#### [Requirements]
Transcribe every line exactly. Leave the pictures behind.

>>>

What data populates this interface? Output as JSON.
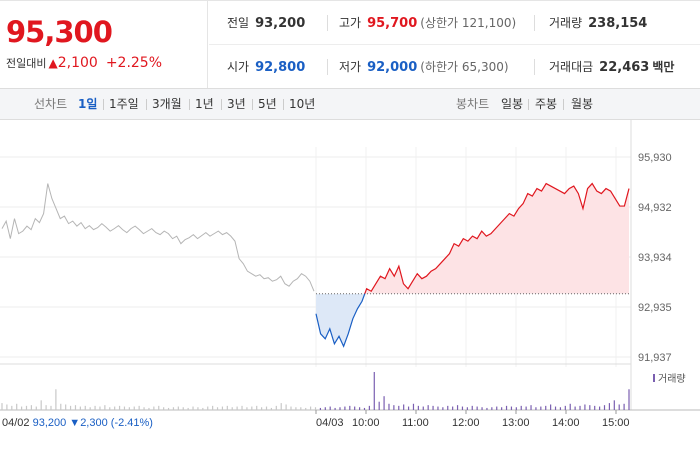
{
  "quote": {
    "price": "95,300",
    "change_label": "전일대비",
    "change_arrow": "▲",
    "change_value": "2,100",
    "change_percent": "+2.25%"
  },
  "stats": {
    "prev_close": {
      "label": "전일",
      "value": "93,200"
    },
    "high": {
      "label": "고가",
      "value": "95,700",
      "limit_label": "상한가",
      "limit_value": "121,100"
    },
    "volume": {
      "label": "거래량",
      "value": "238,154"
    },
    "open": {
      "label": "시가",
      "value": "92,800"
    },
    "low": {
      "label": "저가",
      "value": "92,000",
      "limit_label": "하한가",
      "limit_value": "65,300"
    },
    "amount": {
      "label": "거래대금",
      "value": "22,463",
      "unit": "백만"
    }
  },
  "tabs": {
    "line_label": "선차트",
    "line_periods": [
      "1일",
      "1주일",
      "3개월",
      "1년",
      "3년",
      "5년",
      "10년"
    ],
    "active_period": "1일",
    "candle_label": "봉차트",
    "candle_periods": [
      "일봉",
      "주봉",
      "월봉"
    ]
  },
  "colors": {
    "up": "#e0171f",
    "down": "#1a5fc4",
    "prev_day": "#b5b5b5",
    "up_fill": "#fde3e5",
    "down_fill": "#dde8f7",
    "volume": "#7a5fb0"
  },
  "chart_data": {
    "type": "line",
    "y_ticks": [
      "95,930",
      "94,932",
      "93,934",
      "92,935",
      "91,937"
    ],
    "y_tick_values": [
      95930,
      94932,
      93934,
      92935,
      91937
    ],
    "ylim": [
      91937,
      95930
    ],
    "baseline": 93200,
    "x_ticks": [
      "04/03",
      "10:00",
      "11:00",
      "12:00",
      "13:00",
      "14:00",
      "15:00"
    ],
    "prev_day": {
      "date": "04/02",
      "close": "93,200",
      "change_arrow": "▼",
      "change": "2,300",
      "change_percent": "(-2.41%)"
    },
    "prev_day_series": [
      94500,
      94650,
      94300,
      94700,
      94400,
      94450,
      94550,
      94480,
      94700,
      94620,
      94800,
      95400,
      95100,
      94900,
      94700,
      94750,
      94600,
      94650,
      94550,
      94620,
      94500,
      94560,
      94480,
      94520,
      94600,
      94530,
      94450,
      94500,
      94560,
      94480,
      94420,
      94500,
      94550,
      94480,
      94400,
      94450,
      94500,
      94420,
      94380,
      94450,
      94400,
      94300,
      94350,
      94200,
      94280,
      94320,
      94380,
      94300,
      94360,
      94420,
      94350,
      94400,
      94450,
      94380,
      94420,
      94350,
      94250,
      93900,
      93800,
      93650,
      93600,
      93550,
      93580,
      93500,
      93520,
      93450,
      93480,
      93550,
      93400,
      93350,
      93450,
      93500,
      93600,
      93550,
      93450,
      93250
    ],
    "today_series": [
      92800,
      92400,
      92300,
      92500,
      92200,
      92350,
      92150,
      92400,
      92700,
      92900,
      93050,
      93300,
      93250,
      93400,
      93550,
      93500,
      93700,
      93550,
      93750,
      93400,
      93300,
      93450,
      93600,
      93500,
      93550,
      93650,
      93700,
      93800,
      93900,
      94000,
      94200,
      94150,
      94300,
      94250,
      94350,
      94300,
      94450,
      94350,
      94400,
      94500,
      94600,
      94700,
      94800,
      94750,
      94900,
      95000,
      95200,
      95150,
      95300,
      95250,
      95400,
      95350,
      95300,
      95250,
      95200,
      95300,
      95350,
      95200,
      94900,
      95300,
      95400,
      95250,
      95200,
      95300,
      95250,
      95100,
      94950,
      94950,
      95300
    ],
    "volume_series": [
      10,
      8,
      6,
      9,
      5,
      6,
      7,
      5,
      14,
      7,
      6,
      30,
      9,
      8,
      6,
      7,
      5,
      6,
      4,
      6,
      5,
      7,
      4,
      5,
      6,
      5,
      4,
      5,
      6,
      4,
      3,
      5,
      6,
      4,
      3,
      4,
      5,
      4,
      3,
      5,
      4,
      3,
      5,
      6,
      4,
      5,
      6,
      4,
      5,
      6,
      4,
      5,
      6,
      4,
      5,
      3,
      6,
      10,
      8,
      5,
      4,
      4,
      3,
      5,
      4,
      3,
      4,
      5,
      3,
      4,
      5,
      6,
      5,
      4,
      3,
      6,
      55,
      12,
      20,
      9,
      7,
      6,
      8,
      5,
      9,
      6,
      5,
      7,
      6,
      5,
      4,
      6,
      5,
      7,
      5,
      4,
      6,
      5,
      4,
      3,
      4,
      5,
      4,
      6,
      5,
      4,
      6,
      5,
      7,
      4,
      5,
      6,
      8,
      5,
      4,
      6,
      9,
      5,
      6,
      8,
      7,
      6,
      5,
      7,
      10,
      14,
      8,
      9,
      30
    ],
    "volume_label": "거래량"
  }
}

<<<

#### [Exercise solution]
What data populates this interface? Output as JSON.
{
  "quote": {
    "price": "95,300",
    "change_label": "전일대비",
    "change_arrow": "▲",
    "change_value": "2,100",
    "change_percent": "+2.25%"
  },
  "stats": {
    "prev_close": {
      "label": "전일",
      "value": "93,200"
    },
    "high": {
      "label": "고가",
      "value": "95,700",
      "limit_label": "상한가",
      "limit_value": "121,100"
    },
    "volume": {
      "label": "거래량",
      "value": "238,154"
    },
    "open": {
      "label": "시가",
      "value": "92,800"
    },
    "low": {
      "label": "저가",
      "value": "92,000",
      "limit_label": "하한가",
      "limit_value": "65,300"
    },
    "amount": {
      "label": "거래대금",
      "value": "22,463",
      "unit": "백만"
    }
  },
  "tabs": {
    "line_label": "선차트",
    "line_periods": [
      "1일",
      "1주일",
      "3개월",
      "1년",
      "3년",
      "5년",
      "10년"
    ],
    "active_period": "1일",
    "candle_label": "봉차트",
    "candle_periods": [
      "일봉",
      "주봉",
      "월봉"
    ]
  },
  "colors": {
    "up": "#e0171f",
    "down": "#1a5fc4",
    "prev_day": "#b5b5b5",
    "up_fill": "#fde3e5",
    "down_fill": "#dde8f7",
    "volume": "#7a5fb0"
  },
  "chart_data": {
    "type": "line",
    "y_ticks": [
      "95,930",
      "94,932",
      "93,934",
      "92,935",
      "91,937"
    ],
    "y_tick_values": [
      95930,
      94932,
      93934,
      92935,
      91937
    ],
    "ylim": [
      91937,
      95930
    ],
    "baseline": 93200,
    "x_ticks": [
      "04/03",
      "10:00",
      "11:00",
      "12:00",
      "13:00",
      "14:00",
      "15:00"
    ],
    "prev_day": {
      "date": "04/02",
      "close": "93,200",
      "change_arrow": "▼",
      "change": "2,300",
      "change_percent": "(-2.41%)"
    },
    "prev_day_series": [
      94500,
      94650,
      94300,
      94700,
      94400,
      94450,
      94550,
      94480,
      94700,
      94620,
      94800,
      95400,
      95100,
      94900,
      94700,
      94750,
      94600,
      94650,
      94550,
      94620,
      94500,
      94560,
      94480,
      94520,
      94600,
      94530,
      94450,
      94500,
      94560,
      94480,
      94420,
      94500,
      94550,
      94480,
      94400,
      94450,
      94500,
      94420,
      94380,
      94450,
      94400,
      94300,
      94350,
      94200,
      94280,
      94320,
      94380,
      94300,
      94360,
      94420,
      94350,
      94400,
      94450,
      94380,
      94420,
      94350,
      94250,
      93900,
      93800,
      93650,
      93600,
      93550,
      93580,
      93500,
      93520,
      93450,
      93480,
      93550,
      93400,
      93350,
      93450,
      93500,
      93600,
      93550,
      93450,
      93250
    ],
    "today_series": [
      92800,
      92400,
      92300,
      92500,
      92200,
      92350,
      92150,
      92400,
      92700,
      92900,
      93050,
      93300,
      93250,
      93400,
      93550,
      93500,
      93700,
      93550,
      93750,
      93400,
      93300,
      93450,
      93600,
      93500,
      93550,
      93650,
      93700,
      93800,
      93900,
      94000,
      94200,
      94150,
      94300,
      94250,
      94350,
      94300,
      94450,
      94350,
      94400,
      94500,
      94600,
      94700,
      94800,
      94750,
      94900,
      95000,
      95200,
      95150,
      95300,
      95250,
      95400,
      95350,
      95300,
      95250,
      95200,
      95300,
      95350,
      95200,
      94900,
      95300,
      95400,
      95250,
      95200,
      95300,
      95250,
      95100,
      94950,
      94950,
      95300
    ],
    "volume_series": [
      10,
      8,
      6,
      9,
      5,
      6,
      7,
      5,
      14,
      7,
      6,
      30,
      9,
      8,
      6,
      7,
      5,
      6,
      4,
      6,
      5,
      7,
      4,
      5,
      6,
      5,
      4,
      5,
      6,
      4,
      3,
      5,
      6,
      4,
      3,
      4,
      5,
      4,
      3,
      5,
      4,
      3,
      5,
      6,
      4,
      5,
      6,
      4,
      5,
      6,
      4,
      5,
      6,
      4,
      5,
      3,
      6,
      10,
      8,
      5,
      4,
      4,
      3,
      5,
      4,
      3,
      4,
      5,
      3,
      4,
      5,
      6,
      5,
      4,
      3,
      6,
      55,
      12,
      20,
      9,
      7,
      6,
      8,
      5,
      9,
      6,
      5,
      7,
      6,
      5,
      4,
      6,
      5,
      7,
      5,
      4,
      6,
      5,
      4,
      3,
      4,
      5,
      4,
      6,
      5,
      4,
      6,
      5,
      7,
      4,
      5,
      6,
      8,
      5,
      4,
      6,
      9,
      5,
      6,
      8,
      7,
      6,
      5,
      7,
      10,
      14,
      8,
      9,
      30
    ],
    "volume_label": "거래량"
  }
}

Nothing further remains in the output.